:: SUPPLIED ENTRIES ::
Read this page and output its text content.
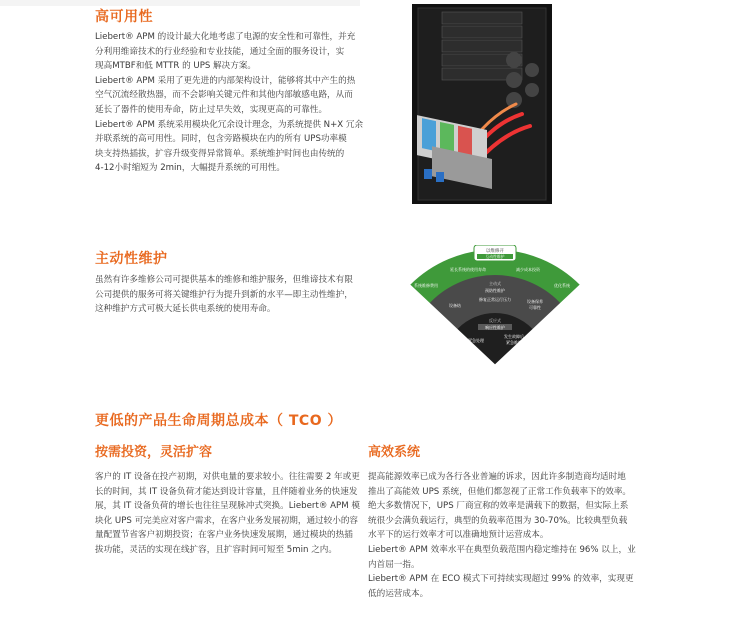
高可用性

Liebert® APM 的设计最大化地考虑了电源的安全性和可靠性，并充

分利用维谛技术的行业经验和专业技能，通过全面的服务设计，实

现高MTBF和低 MTTR 的 UPS 解决方案。

Liebert® APM 采用了更先进的内部架构设计，能够将其中产生的热

空气沉流经散热器，而不会影响关键元件和其他内部敏感电路，从而

延长了器件的使用寿命，防止过早失效，实现更高的可靠性。

Liebert® APM 系统采用模块化冗余设计理念，为系统提供 N+X 冗余

并联系统的高可用性。同时，包含旁路模块在内的所有 UPS功率模

块支持热插拔，扩容升级变得异常简单。系统维护时间也由传统的

4-12小时缩短为 2min，大幅提升系统的可用性。

主动性维护

虽然有许多维修公司可提供基本的维修和维护服务，但维谛技术有限

公司提供的服务可将关键维护行为提升到新的水平—即主动性维护，

这种维护方式可极大延长供电系统的使用寿命。

以维修开
互动性维护
延长系统的使用寿命	减少成本投资
系统维修费用	优化系统
主动式
预防性维护
设备结
修复正常运行压力	设备保养
可靠性
反应式
响应性维护
紧急处理
发生故障后
紧急维修
更低的产品生命周期总成本（ TCO ）
按需投资，灵活扩容

客户的 IT 设备在投产初期，对供电量的要求较小。往往需要 2 年或更

长的时间，其 IT 设备负荷才能达到设计容量，且伴随着业务的快速发

展，其 IT 设备负荷的增长也往往呈现脉冲式突换。Liebert® APM 模

块化 UPS 可完美应对客户需求，在客户业务发展初期，通过较小的容

量配置节省客户初期投资；在客户业务快速发展期，通过模块的热插

拔功能，灵活的实现在线扩容，且扩容时间可短至 5min 之内。

高效系统

提高能源效率已成为各行各业普遍的诉求，因此许多制造商均适时地

推出了高能效 UPS 系统，但他们都忽视了正常工作负载率下的效率。

绝大多数情况下，UPS 厂商宣称的效率是满载下的数据，但实际上系

统很少会满负载运行，典型的负载率范围为 30-70%。比较典型负载

水平下的运行效率才可以准确地预计运营成本。

Liebert® APM 效率水平在典型负载范围内稳定维持在 96% 以上，业

内首屈一指。

Liebert® APM 在 ECO 模式下可持续实现超过 99% 的效率，实现更

低的运营成本。
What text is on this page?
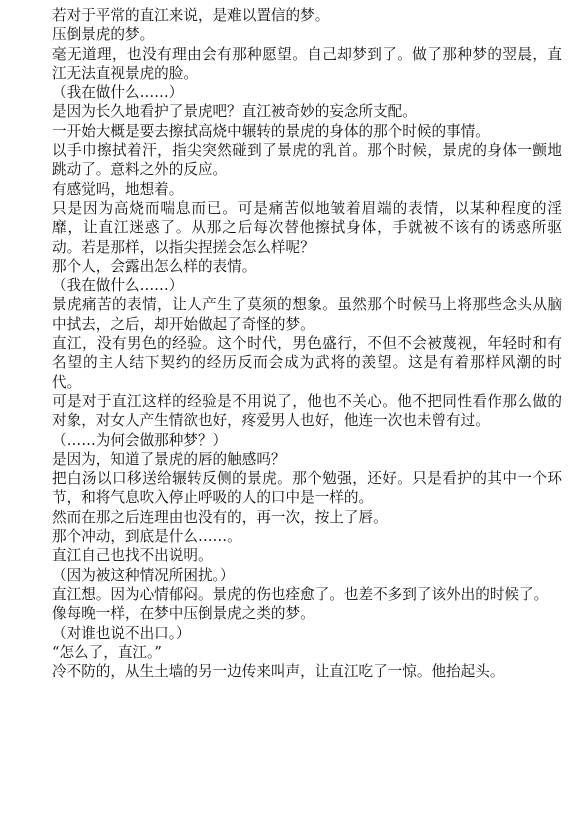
若对于平常的直江来说，是难以置信的梦。

压倒景虎的梦。

毫无道理，也没有理由会有那种愿望。自己却梦到了。做了那种梦的翌晨，直江无法直视景虎的脸。

（我在做什么……）

是因为长久地看护了景虎吧？直江被奇妙的妄念所支配。

一开始大概是要去擦拭高烧中辗转的景虎的身体的那个时候的事情。

以手巾擦拭着汗，指尖突然碰到了景虎的乳首。那个时候，景虎的身体一颤地跳动了。意料之外的反应。

有感觉吗，地想着。

只是因为高烧而喘息而已。可是痛苦似地皱着眉端的表情，以某种程度的淫靡，让直江迷惑了。从那之后每次替他擦拭身体，手就被不该有的诱惑所驱动。若是那样，以指尖捏搓会怎么样呢？

那个人，会露出怎么样的表情。

（我在做什么……）

景虎痛苦的表情，让人产生了莫须的想象。虽然那个时候马上将那些念头从脑中拭去，之后，却开始做起了奇怪的梦。

直江，没有男色的经验。这个时代，男色盛行，不但不会被蔑视，年轻时和有名望的主人结下契约的经历反而会成为武将的羡望。这是有着那样风潮的时代。

可是对于直江这样的经验是不用说了，他也不关心。他不把同性看作那么做的对象，对女人产生情欲也好，疼爱男人也好，他连一次也未曾有过。

（……为何会做那种梦？）

是因为，知道了景虎的唇的触感吗？

把白汤以口移送给辗转反侧的景虎。那个勉强，还好。只是看护的其中一个环节，和将气息吹入停止呼吸的人的口中是一样的。

然而在那之后连理由也没有的，再一次，按上了唇。

那个冲动，到底是什么……。

直江自己也找不出说明。

（因为被这种情况所困扰。）

直江想。因为心情郁闷。景虎的伤也痊愈了。也差不多到了该外出的时候了。

像每晚一样，在梦中压倒景虎之类的梦。

（对谁也说不出口。）

“怎么了，直江。”

冷不防的，从生土墙的另一边传来叫声，让直江吃了一惊。他抬起头。
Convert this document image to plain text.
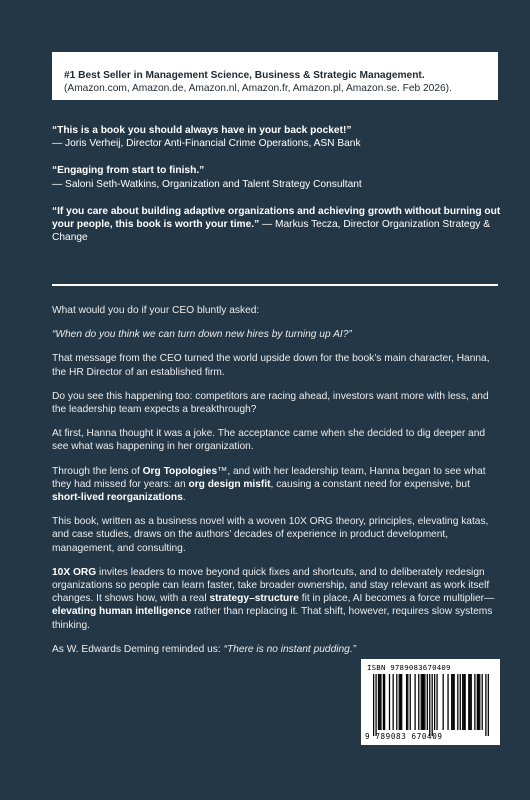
#1 Best Seller in Management Science, Business & Strategic Management.
(Amazon.com, Amazon.de, Amazon.nl, Amazon.fr, Amazon.pl, Amazon.se. Feb 2026).
“This is a book you should always have in your back pocket!”
— Joris Verheij, Director Anti-Financial Crime Operations, ASN Bank
“Engaging from start to finish.”
— Saloni Seth-Watkins, Organization and Talent Strategy Consultant
“If you care about building adaptive organizations and achieving growth without burning out your people, this book is worth your time.” — Markus Tecza, Director Organization Strategy & Change

What would you do if your CEO bluntly asked:

“When do you think we can turn down new hires by turning up AI?”

That message from the CEO turned the world upside down for the book’s main character, Hanna, the HR Director of an established firm.

Do you see this happening too: competitors are racing ahead, investors want more with less, and the leadership team expects a breakthrough?

At first, Hanna thought it was a joke. The acceptance came when she decided to dig deeper and see what was happening in her organization.

Through the lens of Org Topologies™, and with her leadership team, Hanna began to see what they had missed for years: an org design misfit, causing a constant need for expensive, but short-lived reorganizations.

This book, written as a business novel with a woven 10X ORG theory, principles, elevating katas, and case studies, draws on the authors’ decades of experience in product development, management, and consulting.

10X ORG invites leaders to move beyond quick fixes and shortcuts, and to deliberately redesign organizations so people can learn faster, take broader ownership, and stay relevant as work itself changes. It shows how, with a real strategy–structure fit in place, AI becomes a force multiplier—elevating human intelligence rather than replacing it. That shift, however, requires slow systems thinking.

As W. Edwards Deming reminded us: “There is no instant pudding.”

ISBN 9789083670409
9 789083 670409
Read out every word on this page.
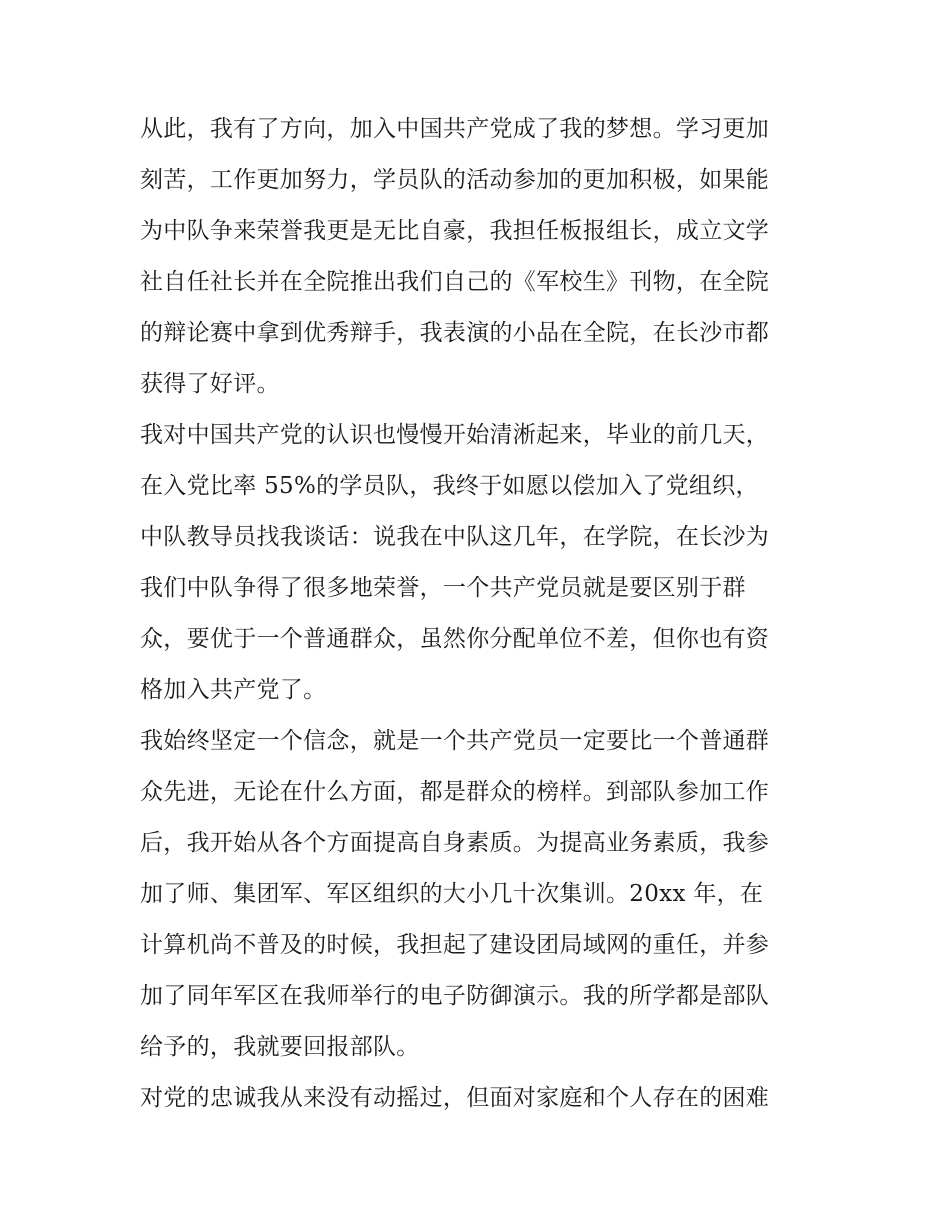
从此，我有了方向，加入中国共产党成了我的梦想。学习更加
刻苦，工作更加努力，学员队的活动参加的更加积极，如果能
为中队争来荣誉我更是无比自豪，我担任板报组长，成立文学
社自任社长并在全院推出我们自己的《军校生》刊物，在全院
的辩论赛中拿到优秀辩手，我表演的小品在全院，在长沙市都
获得了好评。
我对中国共产党的认识也慢慢开始清淅起来，毕业的前几天，
在入党比率 55%的学员队，我终于如愿以偿加入了党组织，
中队教导员找我谈话：说我在中队这几年，在学院，在长沙为
我们中队争得了很多地荣誉，一个共产党员就是要区别于群
众，要优于一个普通群众，虽然你分配单位不差，但你也有资
格加入共产党了。
我始终坚定一个信念，就是一个共产党员一定要比一个普通群
众先进，无论在什么方面，都是群众的榜样。到部队参加工作
后，我开始从各个方面提高自身素质。为提高业务素质，我参
加了师、集团军、军区组织的大小几十次集训。20xx 年，在
计算机尚不普及的时候，我担起了建设团局域网的重任，并参
加了同年军区在我师举行的电子防御演示。我的所学都是部队
给予的，我就要回报部队。
对党的忠诚我从来没有动摇过，但面对家庭和个人存在的困难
:::
Scan the material above. Return every line containing the string "team".

Do you see this happening too: competitors are racing ahead, investors want more with less, and the leadership team expects a breakthrough?
Through the lens of Org Topologies™, and with her leadership team, Hanna began to see what they had missed for years: an org design misfit, causing a constant need for expensive, but short-lived reorganizations.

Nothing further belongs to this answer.